▶ Task prompt:
Take the material below and write it all out again exactly.

┄┄┄┄┄┄┄┄┄┄

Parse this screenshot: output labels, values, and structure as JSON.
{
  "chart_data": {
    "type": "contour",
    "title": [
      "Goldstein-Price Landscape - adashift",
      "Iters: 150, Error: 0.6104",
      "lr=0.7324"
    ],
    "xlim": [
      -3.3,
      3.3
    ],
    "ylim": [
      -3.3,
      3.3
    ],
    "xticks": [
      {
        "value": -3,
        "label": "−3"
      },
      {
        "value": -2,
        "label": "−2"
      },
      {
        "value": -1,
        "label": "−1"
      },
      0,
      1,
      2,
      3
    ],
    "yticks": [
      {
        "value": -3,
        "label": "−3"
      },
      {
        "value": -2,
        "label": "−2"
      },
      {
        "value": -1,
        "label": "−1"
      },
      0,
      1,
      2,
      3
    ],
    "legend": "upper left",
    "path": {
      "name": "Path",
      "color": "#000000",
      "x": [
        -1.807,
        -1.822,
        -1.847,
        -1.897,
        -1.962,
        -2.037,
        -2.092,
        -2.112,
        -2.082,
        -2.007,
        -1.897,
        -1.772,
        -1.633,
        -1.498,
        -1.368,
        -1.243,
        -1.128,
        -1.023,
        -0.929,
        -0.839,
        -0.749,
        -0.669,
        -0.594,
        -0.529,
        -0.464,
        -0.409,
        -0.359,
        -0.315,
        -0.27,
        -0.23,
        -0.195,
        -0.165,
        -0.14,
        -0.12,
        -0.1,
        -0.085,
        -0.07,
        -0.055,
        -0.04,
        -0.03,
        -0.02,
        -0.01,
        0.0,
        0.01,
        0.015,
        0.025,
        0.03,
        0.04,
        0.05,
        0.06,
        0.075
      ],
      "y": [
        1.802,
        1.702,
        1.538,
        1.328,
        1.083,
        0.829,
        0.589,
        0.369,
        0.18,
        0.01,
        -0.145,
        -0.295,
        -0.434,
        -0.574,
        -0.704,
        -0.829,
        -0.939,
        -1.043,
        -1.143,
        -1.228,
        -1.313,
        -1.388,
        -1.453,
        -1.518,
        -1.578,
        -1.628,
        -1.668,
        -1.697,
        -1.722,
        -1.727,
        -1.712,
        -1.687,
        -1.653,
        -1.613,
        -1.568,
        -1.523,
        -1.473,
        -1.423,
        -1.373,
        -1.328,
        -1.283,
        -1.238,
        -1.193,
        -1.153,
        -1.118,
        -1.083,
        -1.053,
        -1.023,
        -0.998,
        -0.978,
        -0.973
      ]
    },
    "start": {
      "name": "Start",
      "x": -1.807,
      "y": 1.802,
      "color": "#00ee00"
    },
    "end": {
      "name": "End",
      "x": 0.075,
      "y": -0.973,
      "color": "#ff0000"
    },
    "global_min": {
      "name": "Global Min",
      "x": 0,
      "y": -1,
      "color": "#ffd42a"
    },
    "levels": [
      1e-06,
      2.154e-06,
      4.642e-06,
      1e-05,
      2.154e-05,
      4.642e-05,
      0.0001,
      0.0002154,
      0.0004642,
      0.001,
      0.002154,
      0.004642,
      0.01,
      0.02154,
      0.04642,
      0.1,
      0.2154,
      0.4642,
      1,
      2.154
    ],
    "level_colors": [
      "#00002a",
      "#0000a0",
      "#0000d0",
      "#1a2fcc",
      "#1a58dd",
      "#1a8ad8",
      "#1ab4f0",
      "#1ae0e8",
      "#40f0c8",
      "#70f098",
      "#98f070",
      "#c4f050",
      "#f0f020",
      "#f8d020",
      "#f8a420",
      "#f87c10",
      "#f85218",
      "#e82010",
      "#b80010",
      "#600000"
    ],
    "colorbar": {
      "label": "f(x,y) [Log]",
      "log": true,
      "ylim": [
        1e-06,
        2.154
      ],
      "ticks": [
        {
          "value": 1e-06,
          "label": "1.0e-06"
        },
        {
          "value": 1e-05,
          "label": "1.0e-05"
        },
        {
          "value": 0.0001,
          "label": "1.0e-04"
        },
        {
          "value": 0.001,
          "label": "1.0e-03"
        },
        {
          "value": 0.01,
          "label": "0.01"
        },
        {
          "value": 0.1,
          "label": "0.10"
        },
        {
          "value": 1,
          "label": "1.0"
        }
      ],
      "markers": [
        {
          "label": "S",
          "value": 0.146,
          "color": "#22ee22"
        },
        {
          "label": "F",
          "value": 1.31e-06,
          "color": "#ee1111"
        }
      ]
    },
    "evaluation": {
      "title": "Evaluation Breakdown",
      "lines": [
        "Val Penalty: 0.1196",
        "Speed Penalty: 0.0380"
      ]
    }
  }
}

┄┄┄┄┄┄┄┄┄┄

▶ In response:
Parse this screenshot: output labels, values, and structure as JSON.
{
  "chart_data": {
    "type": "contour",
    "title": [
      "Goldstein-Price Landscape - adashift",
      "Iters: 150, Error: 0.6104",
      "lr=0.7324"
    ],
    "xlim": [
      -3.3,
      3.3
    ],
    "ylim": [
      -3.3,
      3.3
    ],
    "xticks": [
      {
        "value": -3,
        "label": "−3"
      },
      {
        "value": -2,
        "label": "−2"
      },
      {
        "value": -1,
        "label": "−1"
      },
      0,
      1,
      2,
      3
    ],
    "yticks": [
      {
        "value": -3,
        "label": "−3"
      },
      {
        "value": -2,
        "label": "−2"
      },
      {
        "value": -1,
        "label": "−1"
      },
      0,
      1,
      2,
      3
    ],
    "legend": "upper left",
    "path": {
      "name": "Path",
      "color": "#000000",
      "x": [
        -1.807,
        -1.822,
        -1.847,
        -1.897,
        -1.962,
        -2.037,
        -2.092,
        -2.112,
        -2.082,
        -2.007,
        -1.897,
        -1.772,
        -1.633,
        -1.498,
        -1.368,
        -1.243,
        -1.128,
        -1.023,
        -0.929,
        -0.839,
        -0.749,
        -0.669,
        -0.594,
        -0.529,
        -0.464,
        -0.409,
        -0.359,
        -0.315,
        -0.27,
        -0.23,
        -0.195,
        -0.165,
        -0.14,
        -0.12,
        -0.1,
        -0.085,
        -0.07,
        -0.055,
        -0.04,
        -0.03,
        -0.02,
        -0.01,
        0.0,
        0.01,
        0.015,
        0.025,
        0.03,
        0.04,
        0.05,
        0.06,
        0.075
      ],
      "y": [
        1.802,
        1.702,
        1.538,
        1.328,
        1.083,
        0.829,
        0.589,
        0.369,
        0.18,
        0.01,
        -0.145,
        -0.295,
        -0.434,
        -0.574,
        -0.704,
        -0.829,
        -0.939,
        -1.043,
        -1.143,
        -1.228,
        -1.313,
        -1.388,
        -1.453,
        -1.518,
        -1.578,
        -1.628,
        -1.668,
        -1.697,
        -1.722,
        -1.727,
        -1.712,
        -1.687,
        -1.653,
        -1.613,
        -1.568,
        -1.523,
        -1.473,
        -1.423,
        -1.373,
        -1.328,
        -1.283,
        -1.238,
        -1.193,
        -1.153,
        -1.118,
        -1.083,
        -1.053,
        -1.023,
        -0.998,
        -0.978,
        -0.973
      ]
    },
    "start": {
      "name": "Start",
      "x": -1.807,
      "y": 1.802,
      "color": "#00ee00"
    },
    "end": {
      "name": "End",
      "x": 0.075,
      "y": -0.973,
      "color": "#ff0000"
    },
    "global_min": {
      "name": "Global Min",
      "x": 0,
      "y": -1,
      "color": "#ffd42a"
    },
    "levels": [
      1e-06,
      2.154e-06,
      4.642e-06,
      1e-05,
      2.154e-05,
      4.642e-05,
      0.0001,
      0.0002154,
      0.0004642,
      0.001,
      0.002154,
      0.004642,
      0.01,
      0.02154,
      0.04642,
      0.1,
      0.2154,
      0.4642,
      1,
      2.154
    ],
    "level_colors": [
      "#00002a",
      "#0000a0",
      "#0000d0",
      "#1a2fcc",
      "#1a58dd",
      "#1a8ad8",
      "#1ab4f0",
      "#1ae0e8",
      "#40f0c8",
      "#70f098",
      "#98f070",
      "#c4f050",
      "#f0f020",
      "#f8d020",
      "#f8a420",
      "#f87c10",
      "#f85218",
      "#e82010",
      "#b80010",
      "#600000"
    ],
    "colorbar": {
      "label": "f(x,y) [Log]",
      "log": true,
      "ylim": [
        1e-06,
        2.154
      ],
      "ticks": [
        {
          "value": 1e-06,
          "label": "1.0e-06"
        },
        {
          "value": 1e-05,
          "label": "1.0e-05"
        },
        {
          "value": 0.0001,
          "label": "1.0e-04"
        },
        {
          "value": 0.001,
          "label": "1.0e-03"
        },
        {
          "value": 0.01,
          "label": "0.01"
        },
        {
          "value": 0.1,
          "label": "0.10"
        },
        {
          "value": 1,
          "label": "1.0"
        }
      ],
      "markers": [
        {
          "label": "S",
          "value": 0.146,
          "color": "#22ee22"
        },
        {
          "label": "F",
          "value": 1.31e-06,
          "color": "#ee1111"
        }
      ]
    },
    "evaluation": {
      "title": "Evaluation Breakdown",
      "lines": [
        "Val Penalty: 0.1196",
        "Speed Penalty: 0.0380"
      ]
    }
  }
}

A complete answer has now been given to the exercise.